> **Work to do**: Say how many lines contain the word "this" and give no other text.
══ Exercise input
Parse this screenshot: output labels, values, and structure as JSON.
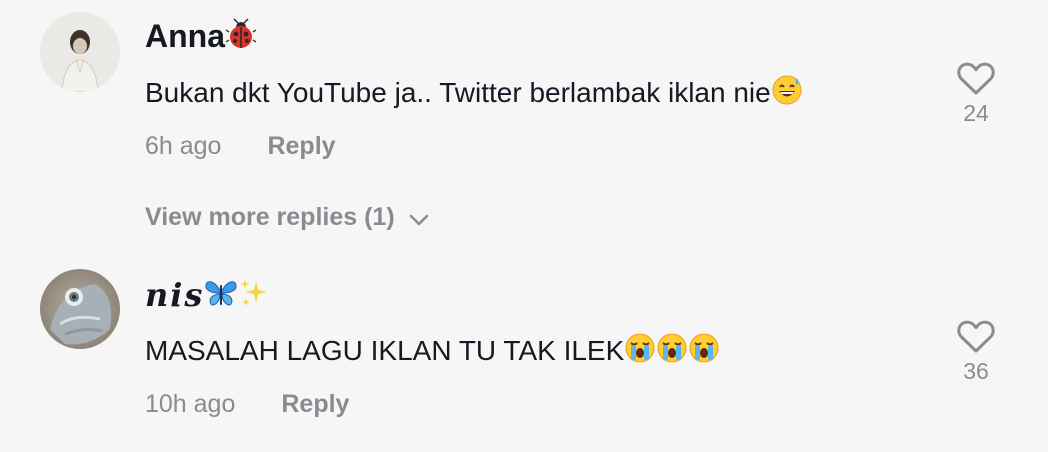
{
  "comments": [
    {
      "username": "Anna",
      "username_emoji": "ladybug-icon",
      "text": "Bukan dkt YouTube ja.. Twitter berlambak iklan nie",
      "text_emoji": "grinning-sweat-emoji",
      "time": "6h ago",
      "reply_label": "Reply",
      "likes": "24"
    },
    {
      "username": "𝒏𝒊𝒔",
      "username_emoji": "butterfly-sparkles-icon",
      "text": "MASALAH LAGU IKLAN TU TAK ILEK",
      "text_emoji": "crying-face-emoji x3",
      "time": "10h ago",
      "reply_label": "Reply",
      "likes": "36"
    }
  ],
  "view_more_replies": "View more replies (1)",
  "colors": {
    "background": "#f6f6f6",
    "primary_text": "#161823",
    "secondary_text": "#8a8b91"
  }
}
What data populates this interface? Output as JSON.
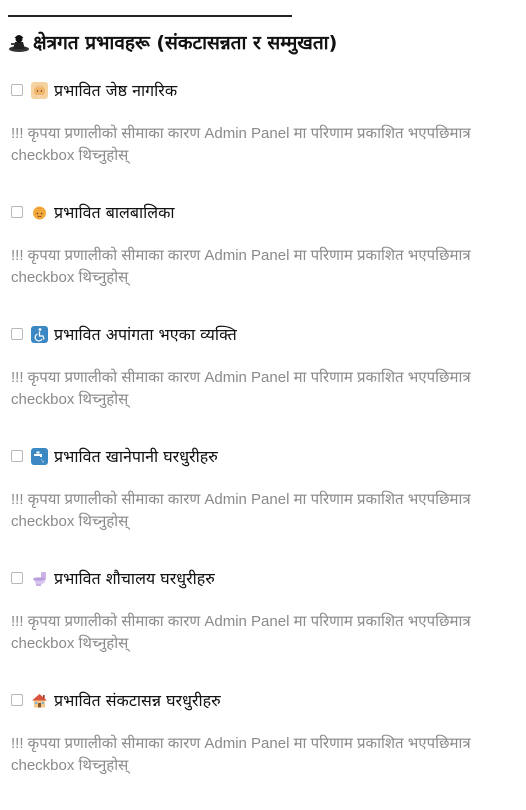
{
  "section": {
    "title": "क्षेत्रगत प्रभावहरू (संकटासन्नता र सम्मुखता)",
    "title_icon": "construction-worker-icon"
  },
  "items": [
    {
      "label": "प्रभावित जेष्ठ नागरिक",
      "icon": "older-person-icon",
      "note": "!!! कृपया प्रणालीको सीमाका कारण Admin Panel मा परिणाम प्रकाशित भएपछिमात्र checkbox थिच्नुहोस्",
      "checked": false
    },
    {
      "label": "प्रभावित बालबालिका",
      "icon": "child-icon",
      "note": "!!! कृपया प्रणालीको सीमाका कारण Admin Panel मा परिणाम प्रकाशित भएपछिमात्र checkbox थिच्नुहोस्",
      "checked": false
    },
    {
      "label": "प्रभावित अपांगता भएका व्यक्ति",
      "icon": "wheelchair-icon",
      "note": "!!! कृपया प्रणालीको सीमाका कारण Admin Panel मा परिणाम प्रकाशित भएपछिमात्र checkbox थिच्नुहोस्",
      "checked": false
    },
    {
      "label": "प्रभावित खानेपानी घरधुरीहरु",
      "icon": "water-tap-icon",
      "note": "!!! कृपया प्रणालीको सीमाका कारण Admin Panel मा परिणाम प्रकाशित भएपछिमात्र checkbox थिच्नुहोस्",
      "checked": false
    },
    {
      "label": "प्रभावित शौचालय घरधुरीहरु",
      "icon": "toilet-icon",
      "note": "!!! कृपया प्रणालीको सीमाका कारण Admin Panel मा परिणाम प्रकाशित भएपछिमात्र checkbox थिच्नुहोस्",
      "checked": false
    },
    {
      "label": "प्रभावित संकटासन्न घरधुरीहरु",
      "icon": "house-icon",
      "note": "!!! कृपया प्रणालीको सीमाका कारण Admin Panel मा परिणाम प्रकाशित भएपछिमात्र checkbox थिच्नुहोस्",
      "checked": false
    }
  ]
}
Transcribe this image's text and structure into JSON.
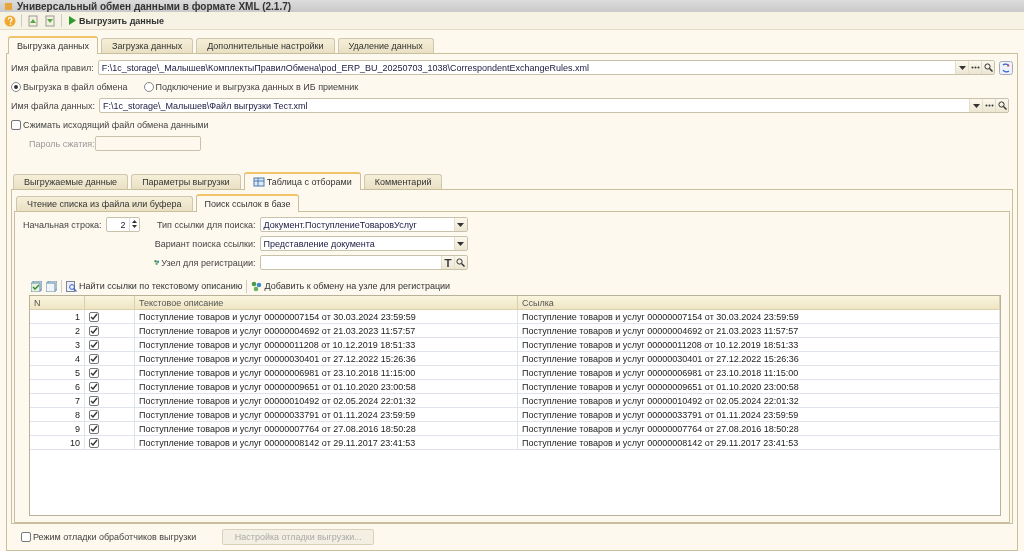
{
  "window": {
    "title": "Универсальный обмен данными в формате XML (2.1.7)"
  },
  "toolbar": {
    "run_label": "Выгрузить данные"
  },
  "main_tabs": [
    {
      "label": "Выгрузка данных",
      "selected": true
    },
    {
      "label": "Загрузка данных",
      "selected": false
    },
    {
      "label": "Дополнительные настройки",
      "selected": false
    },
    {
      "label": "Удаление данных",
      "selected": false
    }
  ],
  "rules_file": {
    "label": "Имя файла правил:",
    "value": "F:\\1c_storage\\_Малышев\\КомплектыПравилОбмена\\pod_ERP_BU_20250703_1038\\CorrespondentExchangeRules.xml"
  },
  "mode_options": [
    {
      "label": "Выгрузка в файл обмена",
      "selected": true
    },
    {
      "label": "Подключение и выгрузка данных в ИБ приемник",
      "selected": false
    }
  ],
  "data_file": {
    "label": "Имя файла данных:",
    "value": "F:\\1c_storage\\_Малышев\\Файл выгрузки Тест.xml"
  },
  "compress": {
    "label": "Сжимать исходящий файл обмена данными",
    "checked": false
  },
  "password": {
    "label": "Пароль сжатия:",
    "disabled": true
  },
  "inner_tabs": [
    {
      "label": "Выгружаемые данные",
      "selected": false,
      "kind": "plain"
    },
    {
      "label": "Параметры выгрузки",
      "selected": false,
      "kind": "plain"
    },
    {
      "label": "Таблица с отборами",
      "selected": true,
      "kind": "table"
    },
    {
      "label": "Комментарий",
      "selected": false,
      "kind": "plain"
    }
  ],
  "sub_tabs": [
    {
      "label": "Чтение списка из файла или буфера",
      "selected": false
    },
    {
      "label": "Поиск ссылок в базе",
      "selected": true
    }
  ],
  "start_row": {
    "label": "Начальная строка:",
    "value": "2"
  },
  "link_type": {
    "label": "Тип ссылки для поиска:",
    "value": "Документ.ПоступлениеТоваровУслуг"
  },
  "search_variant": {
    "label": "Вариант поиска ссылки:",
    "value": "Представление документа"
  },
  "node": {
    "label": "Узел для регистрации:"
  },
  "table_toolbar": {
    "find_label": "Найти ссылки по текстовому описанию",
    "add_label": "Добавить к обмену на узле для регистрации"
  },
  "table": {
    "columns": [
      "N",
      "Текстовое описание",
      "Ссылка"
    ],
    "rows": [
      {
        "n": "1",
        "checked": true,
        "description": "Поступление товаров и услуг 00000007154 от 30.03.2024 23:59:59",
        "link": "Поступление товаров и услуг 00000007154 от 30.03.2024 23:59:59"
      },
      {
        "n": "2",
        "checked": true,
        "description": "Поступление товаров и услуг 00000004692 от 21.03.2023 11:57:57",
        "link": "Поступление товаров и услуг 00000004692 от 21.03.2023 11:57:57"
      },
      {
        "n": "3",
        "checked": true,
        "description": "Поступление товаров и услуг 00000011208 от 10.12.2019 18:51:33",
        "link": "Поступление товаров и услуг 00000011208 от 10.12.2019 18:51:33"
      },
      {
        "n": "4",
        "checked": true,
        "description": "Поступление товаров и услуг 00000030401 от 27.12.2022 15:26:36",
        "link": "Поступление товаров и услуг 00000030401 от 27.12.2022 15:26:36"
      },
      {
        "n": "5",
        "checked": true,
        "description": "Поступление товаров и услуг 00000006981 от 23.10.2018 11:15:00",
        "link": "Поступление товаров и услуг 00000006981 от 23.10.2018 11:15:00"
      },
      {
        "n": "6",
        "checked": true,
        "description": "Поступление товаров и услуг 00000009651 от 01.10.2020 23:00:58",
        "link": "Поступление товаров и услуг 00000009651 от 01.10.2020 23:00:58"
      },
      {
        "n": "7",
        "checked": true,
        "description": "Поступление товаров и услуг 00000010492 от 02.05.2024 22:01:32",
        "link": "Поступление товаров и услуг 00000010492 от 02.05.2024 22:01:32"
      },
      {
        "n": "8",
        "checked": true,
        "description": "Поступление товаров и услуг 00000033791 от 01.11.2024 23:59:59",
        "link": "Поступление товаров и услуг 00000033791 от 01.11.2024 23:59:59"
      },
      {
        "n": "9",
        "checked": true,
        "description": "Поступление товаров и услуг 00000007764 от 27.08.2016 18:50:28",
        "link": "Поступление товаров и услуг 00000007764 от 27.08.2016 18:50:28"
      },
      {
        "n": "10",
        "checked": true,
        "description": "Поступление товаров и услуг 00000008142 от 29.11.2017 23:41:53",
        "link": "Поступление товаров и услуг 00000008142 от 29.11.2017 23:41:53"
      }
    ]
  },
  "debug": {
    "label": "Режим отладки обработчиков выгрузки",
    "checked": false
  },
  "debug_button": {
    "label": "Настройка отладки выгрузки...",
    "disabled": true
  }
}
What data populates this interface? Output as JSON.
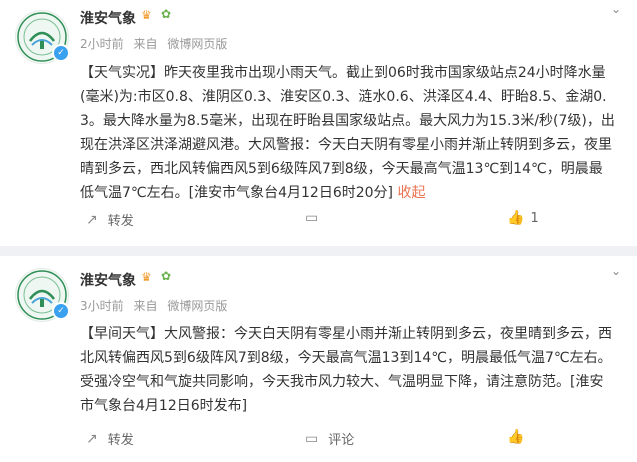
{
  "posts": [
    {
      "author": "淮安气象",
      "time": "2小时前",
      "source_prefix": "来自",
      "source": "微博网页版",
      "content": "【天气实况】昨天夜里我市出现小雨天气。截止到06时我市国家级站点24小时降水量(毫米)为:市区0.8、淮阴区0.3、淮安区0.3、涟水0.6、洪泽区4.4、盱眙8.5、金湖0.3。最大降水量为8.5毫米，出现在盱眙县国家级站点。最大风力为15.3米/秒(7级)，出现在洪泽区洪泽湖避风港。大风警报：今天白天阴有零星小雨并渐止转阴到多云，夜里晴到多云，西北风转偏西风5到6级阵风7到8级，今天最高气温13℃到14℃，明晨最低气温7℃左右。[淮安市气象台4月12日6时20分]",
      "collapse_label": "收起",
      "repost_label": "转发",
      "comment_label": "",
      "like_count": "1"
    },
    {
      "author": "淮安气象",
      "time": "3小时前",
      "source_prefix": "来自",
      "source": "微博网页版",
      "content": "【早间天气】大风警报：今天白天阴有零星小雨并渐止转阴到多云，夜里晴到多云，西北风转偏西风5到6级阵风7到8级，今天最高气温13到14℃，明晨最低气温7℃左右。受强冷空气和气旋共同影响，今天我市风力较大、气温明显下降，请注意防范。[淮安市气象台4月12日6时发布]",
      "repost_label": "转发",
      "comment_label": "评论",
      "like_count": ""
    }
  ],
  "icons": {
    "crown": "crown-icon",
    "sprout": "sprout-icon",
    "verified": "verified-icon",
    "chevron": "chevron-down-icon",
    "repost": "repost-icon",
    "comment": "comment-icon",
    "like": "like-icon"
  },
  "colors": {
    "accent": "#eb7350",
    "verified": "#3aa0f0",
    "meta": "#999999"
  }
}
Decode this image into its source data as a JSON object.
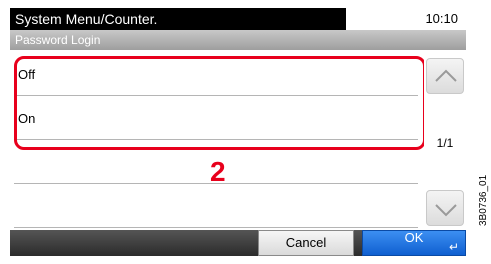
{
  "header": {
    "title": "System Menu/Counter.",
    "time": "10:10"
  },
  "screen_title": "Password Login",
  "options": [
    {
      "label": "Off"
    },
    {
      "label": "On"
    },
    {
      "label": ""
    },
    {
      "label": ""
    }
  ],
  "callout_number": "2",
  "pagination": {
    "text": "1/1"
  },
  "buttons": {
    "cancel_label": "Cancel",
    "ok_label": "OK"
  },
  "figure_id": "3B0736_01",
  "colors": {
    "highlight": "#e8001c",
    "ok_button": "#1f6fe0",
    "title_bar": "#000000"
  }
}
════
> **Reply**: 5